___ Extracted records ___
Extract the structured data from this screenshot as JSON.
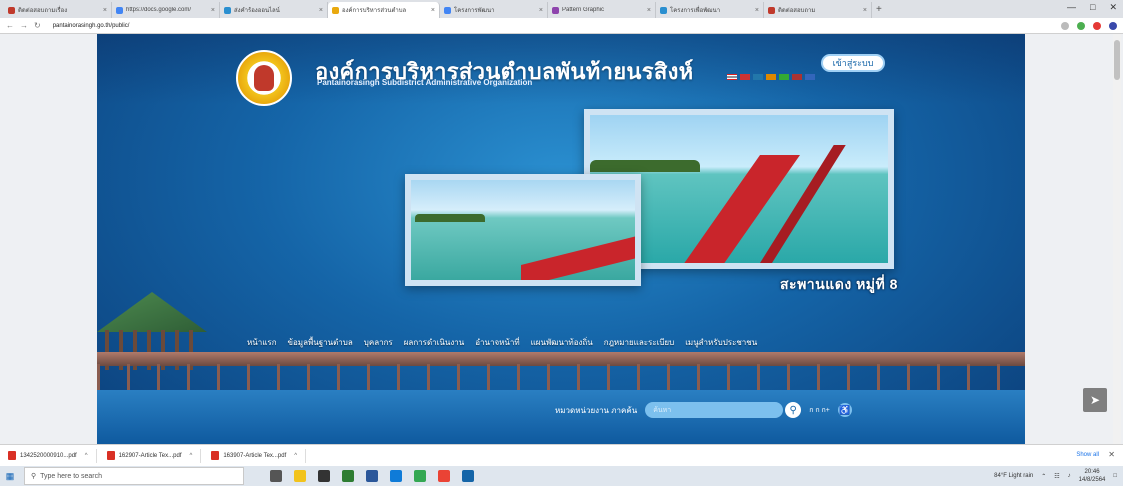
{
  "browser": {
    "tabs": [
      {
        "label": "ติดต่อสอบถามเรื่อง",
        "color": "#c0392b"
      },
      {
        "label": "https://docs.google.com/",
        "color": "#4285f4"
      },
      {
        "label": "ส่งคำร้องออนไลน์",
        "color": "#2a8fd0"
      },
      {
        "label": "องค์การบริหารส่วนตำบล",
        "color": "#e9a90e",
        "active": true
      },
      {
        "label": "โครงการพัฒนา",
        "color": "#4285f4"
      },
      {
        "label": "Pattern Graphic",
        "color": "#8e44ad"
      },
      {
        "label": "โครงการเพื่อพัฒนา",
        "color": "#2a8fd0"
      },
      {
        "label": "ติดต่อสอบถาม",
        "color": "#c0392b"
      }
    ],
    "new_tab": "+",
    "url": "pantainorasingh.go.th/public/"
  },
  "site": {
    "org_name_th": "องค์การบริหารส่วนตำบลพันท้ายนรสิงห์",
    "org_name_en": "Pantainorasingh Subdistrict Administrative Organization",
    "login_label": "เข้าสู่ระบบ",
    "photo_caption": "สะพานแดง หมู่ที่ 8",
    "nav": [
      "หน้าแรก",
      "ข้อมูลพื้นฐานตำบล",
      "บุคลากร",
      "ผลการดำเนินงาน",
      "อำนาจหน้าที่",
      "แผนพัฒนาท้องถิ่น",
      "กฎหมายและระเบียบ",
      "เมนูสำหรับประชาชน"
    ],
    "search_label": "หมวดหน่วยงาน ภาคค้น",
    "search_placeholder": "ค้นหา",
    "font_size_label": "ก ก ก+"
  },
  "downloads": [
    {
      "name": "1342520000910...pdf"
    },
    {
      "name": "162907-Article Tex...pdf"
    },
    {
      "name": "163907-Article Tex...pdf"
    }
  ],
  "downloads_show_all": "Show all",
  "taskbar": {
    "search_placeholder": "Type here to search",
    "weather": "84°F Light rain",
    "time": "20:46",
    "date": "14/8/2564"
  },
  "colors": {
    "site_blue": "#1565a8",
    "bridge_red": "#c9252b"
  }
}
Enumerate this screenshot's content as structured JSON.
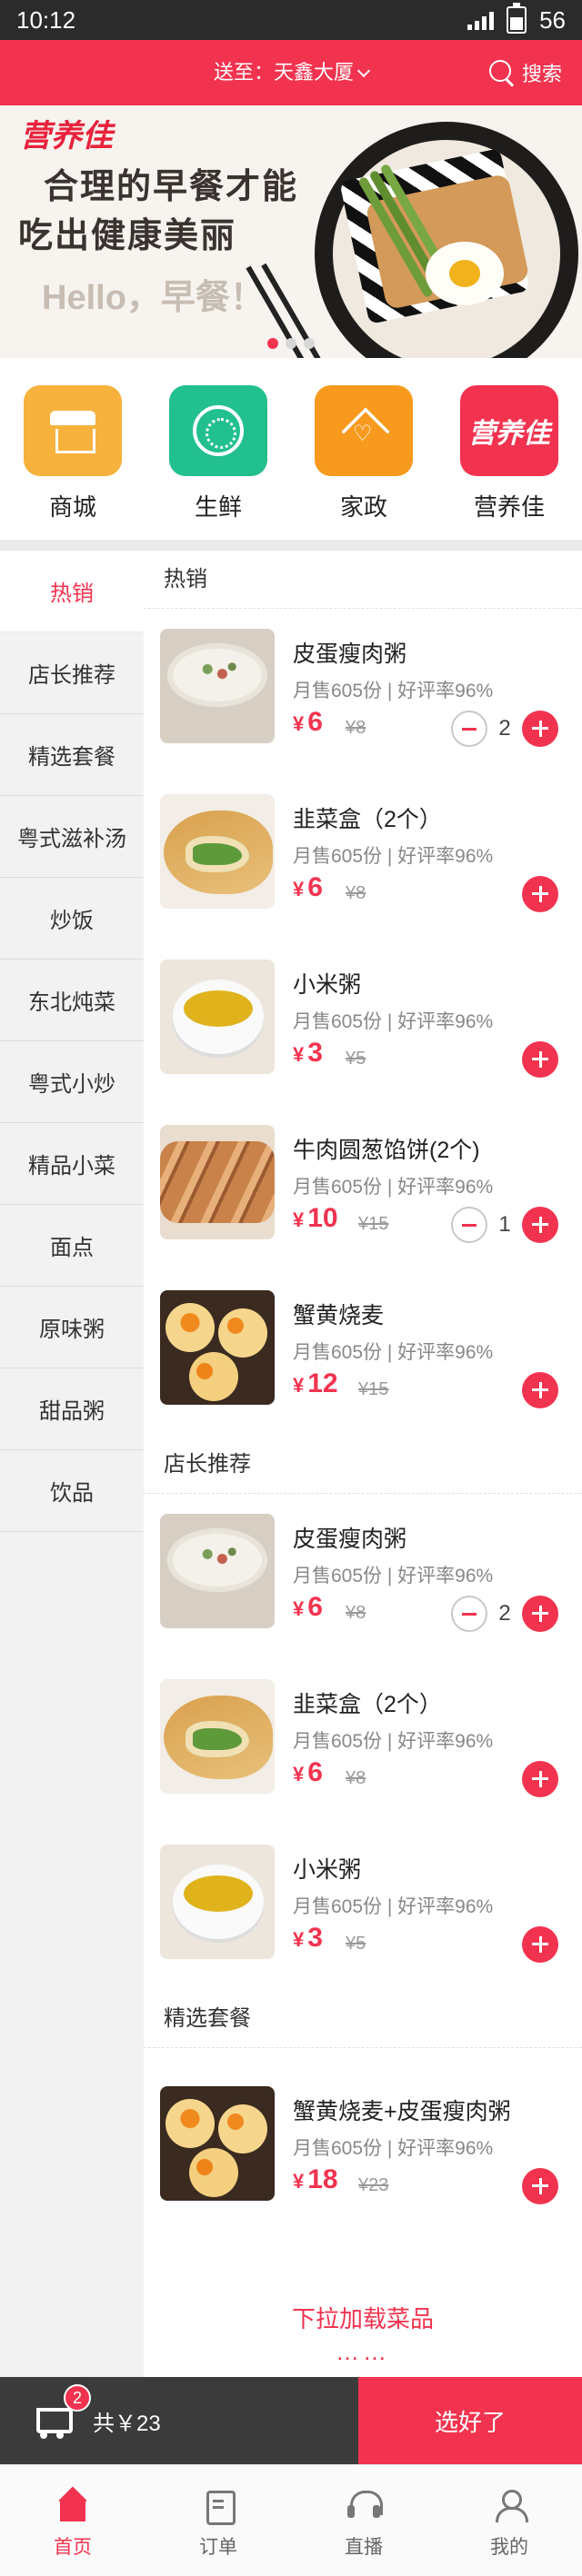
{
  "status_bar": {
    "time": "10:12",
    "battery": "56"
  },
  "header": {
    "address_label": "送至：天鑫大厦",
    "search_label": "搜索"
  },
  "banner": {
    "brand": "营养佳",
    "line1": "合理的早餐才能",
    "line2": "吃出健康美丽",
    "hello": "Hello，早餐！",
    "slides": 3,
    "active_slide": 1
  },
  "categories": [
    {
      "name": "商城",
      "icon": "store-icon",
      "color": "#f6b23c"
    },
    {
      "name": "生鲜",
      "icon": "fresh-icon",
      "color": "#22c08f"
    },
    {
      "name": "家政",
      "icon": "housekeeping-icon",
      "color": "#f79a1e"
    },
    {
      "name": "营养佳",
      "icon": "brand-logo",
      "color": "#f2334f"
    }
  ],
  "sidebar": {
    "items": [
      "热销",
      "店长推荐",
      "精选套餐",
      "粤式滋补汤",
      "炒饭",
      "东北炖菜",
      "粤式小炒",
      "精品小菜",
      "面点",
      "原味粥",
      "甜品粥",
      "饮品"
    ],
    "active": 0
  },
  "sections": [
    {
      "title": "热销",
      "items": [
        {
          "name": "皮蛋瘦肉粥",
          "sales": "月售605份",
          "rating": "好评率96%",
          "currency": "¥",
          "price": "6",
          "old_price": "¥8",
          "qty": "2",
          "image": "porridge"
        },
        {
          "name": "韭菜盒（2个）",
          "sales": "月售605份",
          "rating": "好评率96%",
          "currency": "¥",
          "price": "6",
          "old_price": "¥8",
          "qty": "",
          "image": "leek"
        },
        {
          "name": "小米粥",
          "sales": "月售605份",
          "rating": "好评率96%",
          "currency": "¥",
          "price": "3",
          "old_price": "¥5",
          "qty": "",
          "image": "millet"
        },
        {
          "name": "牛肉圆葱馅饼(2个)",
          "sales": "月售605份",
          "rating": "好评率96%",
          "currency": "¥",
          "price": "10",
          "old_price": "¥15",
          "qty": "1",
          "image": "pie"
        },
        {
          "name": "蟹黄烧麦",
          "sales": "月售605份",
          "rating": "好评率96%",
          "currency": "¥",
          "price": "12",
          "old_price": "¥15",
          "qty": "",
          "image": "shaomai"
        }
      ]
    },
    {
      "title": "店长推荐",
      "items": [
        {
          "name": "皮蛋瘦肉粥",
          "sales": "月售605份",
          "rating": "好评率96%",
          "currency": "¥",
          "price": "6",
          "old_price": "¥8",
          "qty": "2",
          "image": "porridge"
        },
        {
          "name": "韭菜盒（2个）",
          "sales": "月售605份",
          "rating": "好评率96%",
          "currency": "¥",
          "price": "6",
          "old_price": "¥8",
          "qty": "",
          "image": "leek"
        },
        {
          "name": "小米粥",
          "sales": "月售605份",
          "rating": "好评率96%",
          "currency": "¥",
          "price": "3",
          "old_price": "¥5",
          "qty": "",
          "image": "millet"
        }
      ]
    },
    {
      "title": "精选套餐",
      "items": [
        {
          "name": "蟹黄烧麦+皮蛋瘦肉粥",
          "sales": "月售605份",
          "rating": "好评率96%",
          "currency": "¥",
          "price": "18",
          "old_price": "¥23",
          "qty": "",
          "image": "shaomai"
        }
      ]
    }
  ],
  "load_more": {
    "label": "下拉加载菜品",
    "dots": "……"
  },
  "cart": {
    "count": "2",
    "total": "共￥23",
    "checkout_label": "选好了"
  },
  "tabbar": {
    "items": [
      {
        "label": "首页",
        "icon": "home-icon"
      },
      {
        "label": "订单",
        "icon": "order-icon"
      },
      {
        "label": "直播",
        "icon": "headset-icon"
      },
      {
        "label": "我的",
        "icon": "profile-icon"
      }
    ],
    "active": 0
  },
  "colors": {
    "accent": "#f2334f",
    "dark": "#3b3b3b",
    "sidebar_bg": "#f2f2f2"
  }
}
___
Exercise brief
From the material, report only how many lines include the word "Article".

Answer to this task
2